Your goal: Of all the lines in the material, how many include the word "Suryadinata"? Reply with the number alone.

Data excerpts:
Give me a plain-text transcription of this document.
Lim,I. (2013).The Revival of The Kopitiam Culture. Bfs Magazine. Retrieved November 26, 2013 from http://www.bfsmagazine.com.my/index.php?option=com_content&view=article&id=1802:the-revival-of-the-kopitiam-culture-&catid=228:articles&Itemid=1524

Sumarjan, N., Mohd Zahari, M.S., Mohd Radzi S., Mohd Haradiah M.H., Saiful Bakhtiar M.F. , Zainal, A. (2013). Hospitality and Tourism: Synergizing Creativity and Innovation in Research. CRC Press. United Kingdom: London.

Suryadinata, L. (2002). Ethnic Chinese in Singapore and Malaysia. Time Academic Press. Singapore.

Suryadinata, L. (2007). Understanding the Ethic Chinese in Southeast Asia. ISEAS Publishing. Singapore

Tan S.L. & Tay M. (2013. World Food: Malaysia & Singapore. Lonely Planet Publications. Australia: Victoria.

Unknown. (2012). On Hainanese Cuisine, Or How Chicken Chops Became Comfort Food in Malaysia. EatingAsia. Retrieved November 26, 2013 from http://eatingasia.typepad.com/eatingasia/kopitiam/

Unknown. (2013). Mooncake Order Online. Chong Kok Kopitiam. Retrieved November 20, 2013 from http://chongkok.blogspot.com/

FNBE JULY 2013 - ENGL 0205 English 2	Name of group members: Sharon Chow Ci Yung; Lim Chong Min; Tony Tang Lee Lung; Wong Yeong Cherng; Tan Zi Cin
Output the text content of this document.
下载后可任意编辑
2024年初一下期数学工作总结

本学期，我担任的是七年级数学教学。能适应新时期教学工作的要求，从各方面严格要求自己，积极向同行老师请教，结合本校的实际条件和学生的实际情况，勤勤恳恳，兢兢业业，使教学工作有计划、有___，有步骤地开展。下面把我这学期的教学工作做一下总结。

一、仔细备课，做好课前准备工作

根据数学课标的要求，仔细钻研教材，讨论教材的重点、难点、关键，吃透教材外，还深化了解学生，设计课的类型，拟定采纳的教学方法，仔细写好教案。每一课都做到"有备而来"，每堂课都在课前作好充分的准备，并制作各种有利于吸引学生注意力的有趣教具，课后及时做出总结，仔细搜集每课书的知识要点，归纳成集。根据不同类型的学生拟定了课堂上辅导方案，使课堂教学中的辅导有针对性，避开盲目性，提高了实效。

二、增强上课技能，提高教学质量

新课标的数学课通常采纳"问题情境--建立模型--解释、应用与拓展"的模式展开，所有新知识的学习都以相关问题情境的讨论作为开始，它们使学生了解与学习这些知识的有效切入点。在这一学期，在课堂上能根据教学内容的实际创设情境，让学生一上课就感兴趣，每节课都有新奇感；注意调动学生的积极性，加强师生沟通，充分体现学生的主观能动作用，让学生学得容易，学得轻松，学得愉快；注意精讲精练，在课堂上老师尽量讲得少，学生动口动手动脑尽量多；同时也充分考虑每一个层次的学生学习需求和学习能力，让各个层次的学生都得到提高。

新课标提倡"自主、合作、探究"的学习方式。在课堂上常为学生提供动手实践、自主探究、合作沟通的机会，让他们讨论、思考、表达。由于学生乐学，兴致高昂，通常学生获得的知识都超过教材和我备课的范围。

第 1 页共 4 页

Solution for this problem: 2